» Problem details
Please reproduce every record, keeping each one exactly as written.

(Chart and figure data)
····················

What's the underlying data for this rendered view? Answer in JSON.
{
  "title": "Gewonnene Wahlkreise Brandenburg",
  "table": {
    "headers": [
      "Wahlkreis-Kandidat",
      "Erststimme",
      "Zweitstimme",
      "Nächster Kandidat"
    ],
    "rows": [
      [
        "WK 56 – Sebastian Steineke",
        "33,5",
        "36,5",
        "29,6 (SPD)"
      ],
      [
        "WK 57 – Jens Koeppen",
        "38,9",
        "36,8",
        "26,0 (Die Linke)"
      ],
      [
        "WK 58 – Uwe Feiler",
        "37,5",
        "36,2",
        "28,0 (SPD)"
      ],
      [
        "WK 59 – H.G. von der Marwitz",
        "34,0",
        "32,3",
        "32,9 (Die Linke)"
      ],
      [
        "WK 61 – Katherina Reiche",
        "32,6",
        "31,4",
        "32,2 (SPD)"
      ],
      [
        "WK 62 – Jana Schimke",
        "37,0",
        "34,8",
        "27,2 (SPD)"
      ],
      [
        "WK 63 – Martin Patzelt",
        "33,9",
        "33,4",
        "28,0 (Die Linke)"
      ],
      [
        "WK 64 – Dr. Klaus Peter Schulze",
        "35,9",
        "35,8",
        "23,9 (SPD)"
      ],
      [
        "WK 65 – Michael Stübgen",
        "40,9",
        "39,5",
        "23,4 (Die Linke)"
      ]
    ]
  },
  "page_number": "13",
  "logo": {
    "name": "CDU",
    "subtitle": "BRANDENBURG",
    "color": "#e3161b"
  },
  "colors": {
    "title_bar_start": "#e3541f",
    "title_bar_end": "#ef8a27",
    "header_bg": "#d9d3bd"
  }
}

····················

» Worked answer
What's the underlying data for this rendered view? Answer in JSON.
{
  "title": "Gewonnene Wahlkreise Brandenburg",
  "table": {
    "headers": [
      "Wahlkreis-Kandidat",
      "Erststimme",
      "Zweitstimme",
      "Nächster Kandidat"
    ],
    "rows": [
      [
        "WK 56 – Sebastian Steineke",
        "33,5",
        "36,5",
        "29,6 (SPD)"
      ],
      [
        "WK 57 – Jens Koeppen",
        "38,9",
        "36,8",
        "26,0 (Die Linke)"
      ],
      [
        "WK 58 – Uwe Feiler",
        "37,5",
        "36,2",
        "28,0 (SPD)"
      ],
      [
        "WK 59 – H.G. von der Marwitz",
        "34,0",
        "32,3",
        "32,9 (Die Linke)"
      ],
      [
        "WK 61 – Katherina Reiche",
        "32,6",
        "31,4",
        "32,2 (SPD)"
      ],
      [
        "WK 62 – Jana Schimke",
        "37,0",
        "34,8",
        "27,2 (SPD)"
      ],
      [
        "WK 63 – Martin Patzelt",
        "33,9",
        "33,4",
        "28,0 (Die Linke)"
      ],
      [
        "WK 64 – Dr. Klaus Peter Schulze",
        "35,9",
        "35,8",
        "23,9 (SPD)"
      ],
      [
        "WK 65 – Michael Stübgen",
        "40,9",
        "39,5",
        "23,4 (Die Linke)"
      ]
    ]
  },
  "page_number": "13",
  "logo": {
    "name": "CDU",
    "subtitle": "BRANDENBURG",
    "color": "#e3161b"
  },
  "colors": {
    "title_bar_start": "#e3541f",
    "title_bar_end": "#ef8a27",
    "header_bg": "#d9d3bd"
  }
}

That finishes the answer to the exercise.